Exercise materials:
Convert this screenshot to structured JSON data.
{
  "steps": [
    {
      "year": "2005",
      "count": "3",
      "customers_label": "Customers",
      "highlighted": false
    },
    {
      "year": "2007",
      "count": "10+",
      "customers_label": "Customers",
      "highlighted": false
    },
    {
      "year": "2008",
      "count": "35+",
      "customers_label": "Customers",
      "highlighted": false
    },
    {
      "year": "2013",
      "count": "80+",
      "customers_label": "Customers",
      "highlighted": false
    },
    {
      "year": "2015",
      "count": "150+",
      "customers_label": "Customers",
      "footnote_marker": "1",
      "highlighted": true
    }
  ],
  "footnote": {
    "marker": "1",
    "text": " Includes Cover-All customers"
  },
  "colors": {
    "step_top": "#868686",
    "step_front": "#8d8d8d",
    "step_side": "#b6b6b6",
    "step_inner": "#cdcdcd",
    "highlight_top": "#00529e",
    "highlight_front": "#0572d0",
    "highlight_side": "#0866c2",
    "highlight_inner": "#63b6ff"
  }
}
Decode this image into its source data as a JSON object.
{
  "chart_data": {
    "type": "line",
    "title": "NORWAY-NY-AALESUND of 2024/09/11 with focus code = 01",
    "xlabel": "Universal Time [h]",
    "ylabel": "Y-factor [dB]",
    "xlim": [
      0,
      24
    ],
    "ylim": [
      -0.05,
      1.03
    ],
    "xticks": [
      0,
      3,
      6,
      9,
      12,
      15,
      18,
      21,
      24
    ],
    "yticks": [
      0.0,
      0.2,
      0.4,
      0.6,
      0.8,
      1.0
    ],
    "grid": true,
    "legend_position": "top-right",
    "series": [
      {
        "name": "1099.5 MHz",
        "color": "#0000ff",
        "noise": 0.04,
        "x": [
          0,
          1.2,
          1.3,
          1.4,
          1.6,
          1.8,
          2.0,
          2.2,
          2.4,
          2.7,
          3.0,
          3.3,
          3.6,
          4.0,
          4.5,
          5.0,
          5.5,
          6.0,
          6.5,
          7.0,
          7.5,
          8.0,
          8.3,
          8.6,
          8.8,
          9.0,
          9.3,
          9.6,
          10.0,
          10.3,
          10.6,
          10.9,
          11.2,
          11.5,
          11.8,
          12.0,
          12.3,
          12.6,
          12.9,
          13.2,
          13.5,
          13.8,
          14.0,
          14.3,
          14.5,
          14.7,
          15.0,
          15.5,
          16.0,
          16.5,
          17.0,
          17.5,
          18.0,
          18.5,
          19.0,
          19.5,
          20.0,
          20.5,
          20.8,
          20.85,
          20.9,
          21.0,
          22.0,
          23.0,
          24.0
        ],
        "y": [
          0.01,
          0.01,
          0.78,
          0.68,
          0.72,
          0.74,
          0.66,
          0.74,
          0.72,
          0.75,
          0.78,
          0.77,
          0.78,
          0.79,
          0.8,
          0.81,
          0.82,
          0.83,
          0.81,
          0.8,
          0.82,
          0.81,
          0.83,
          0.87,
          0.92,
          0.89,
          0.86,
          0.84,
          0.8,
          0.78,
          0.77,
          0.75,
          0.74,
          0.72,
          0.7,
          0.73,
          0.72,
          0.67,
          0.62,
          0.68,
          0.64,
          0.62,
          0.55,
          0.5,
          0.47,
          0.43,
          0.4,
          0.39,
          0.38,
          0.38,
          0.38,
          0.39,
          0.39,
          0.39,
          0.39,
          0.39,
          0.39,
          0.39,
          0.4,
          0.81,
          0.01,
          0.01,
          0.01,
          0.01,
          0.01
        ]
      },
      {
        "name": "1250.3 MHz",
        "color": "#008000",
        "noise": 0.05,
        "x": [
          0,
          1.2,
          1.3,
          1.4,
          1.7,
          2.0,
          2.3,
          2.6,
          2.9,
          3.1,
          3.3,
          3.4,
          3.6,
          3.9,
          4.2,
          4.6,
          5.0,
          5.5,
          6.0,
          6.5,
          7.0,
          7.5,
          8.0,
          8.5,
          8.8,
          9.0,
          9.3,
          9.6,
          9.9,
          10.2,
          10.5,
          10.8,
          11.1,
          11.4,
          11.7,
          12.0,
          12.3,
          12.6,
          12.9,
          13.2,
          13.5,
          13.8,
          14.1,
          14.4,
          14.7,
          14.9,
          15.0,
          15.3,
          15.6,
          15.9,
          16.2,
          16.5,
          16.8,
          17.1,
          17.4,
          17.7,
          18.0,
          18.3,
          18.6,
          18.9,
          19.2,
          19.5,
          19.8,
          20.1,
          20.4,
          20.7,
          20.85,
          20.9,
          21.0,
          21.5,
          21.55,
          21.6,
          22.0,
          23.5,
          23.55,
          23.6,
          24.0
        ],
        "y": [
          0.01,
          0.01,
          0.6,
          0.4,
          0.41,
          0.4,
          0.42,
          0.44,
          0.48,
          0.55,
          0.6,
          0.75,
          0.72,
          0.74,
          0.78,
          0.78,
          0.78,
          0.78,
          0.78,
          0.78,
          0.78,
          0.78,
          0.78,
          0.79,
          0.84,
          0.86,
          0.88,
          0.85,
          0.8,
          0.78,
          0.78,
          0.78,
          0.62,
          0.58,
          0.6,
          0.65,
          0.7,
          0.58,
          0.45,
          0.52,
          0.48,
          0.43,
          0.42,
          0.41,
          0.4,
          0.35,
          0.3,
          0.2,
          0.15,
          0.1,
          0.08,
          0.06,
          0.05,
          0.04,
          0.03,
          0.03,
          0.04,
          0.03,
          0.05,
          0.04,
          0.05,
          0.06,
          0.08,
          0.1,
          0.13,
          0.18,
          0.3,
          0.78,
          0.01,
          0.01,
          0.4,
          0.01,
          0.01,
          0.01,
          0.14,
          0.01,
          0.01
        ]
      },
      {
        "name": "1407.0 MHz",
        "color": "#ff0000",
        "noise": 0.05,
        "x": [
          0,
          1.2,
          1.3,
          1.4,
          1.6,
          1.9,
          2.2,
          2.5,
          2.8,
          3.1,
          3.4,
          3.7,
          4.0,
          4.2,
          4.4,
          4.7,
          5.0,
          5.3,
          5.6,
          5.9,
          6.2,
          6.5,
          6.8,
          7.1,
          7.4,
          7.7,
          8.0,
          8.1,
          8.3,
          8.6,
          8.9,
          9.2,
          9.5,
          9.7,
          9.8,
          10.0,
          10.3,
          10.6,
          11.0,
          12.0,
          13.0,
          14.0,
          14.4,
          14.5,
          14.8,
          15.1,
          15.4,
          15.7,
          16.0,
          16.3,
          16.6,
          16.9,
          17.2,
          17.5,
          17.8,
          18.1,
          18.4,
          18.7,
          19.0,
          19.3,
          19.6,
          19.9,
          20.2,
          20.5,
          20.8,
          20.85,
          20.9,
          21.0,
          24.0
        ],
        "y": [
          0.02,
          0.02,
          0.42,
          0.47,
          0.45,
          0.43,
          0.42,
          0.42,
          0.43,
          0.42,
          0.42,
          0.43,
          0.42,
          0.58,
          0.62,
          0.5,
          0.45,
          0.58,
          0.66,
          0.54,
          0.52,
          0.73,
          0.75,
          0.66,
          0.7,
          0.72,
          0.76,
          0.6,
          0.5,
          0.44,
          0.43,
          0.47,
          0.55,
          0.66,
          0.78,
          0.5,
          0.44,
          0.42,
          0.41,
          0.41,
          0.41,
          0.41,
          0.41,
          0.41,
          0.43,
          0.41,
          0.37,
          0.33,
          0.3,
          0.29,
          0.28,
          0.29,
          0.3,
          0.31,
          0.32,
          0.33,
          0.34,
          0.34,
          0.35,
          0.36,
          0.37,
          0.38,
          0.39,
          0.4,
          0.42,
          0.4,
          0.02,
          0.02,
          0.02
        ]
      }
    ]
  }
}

Requirements: Above are records; say how many of their lines contain the word "this", giving only the number.

The result: 2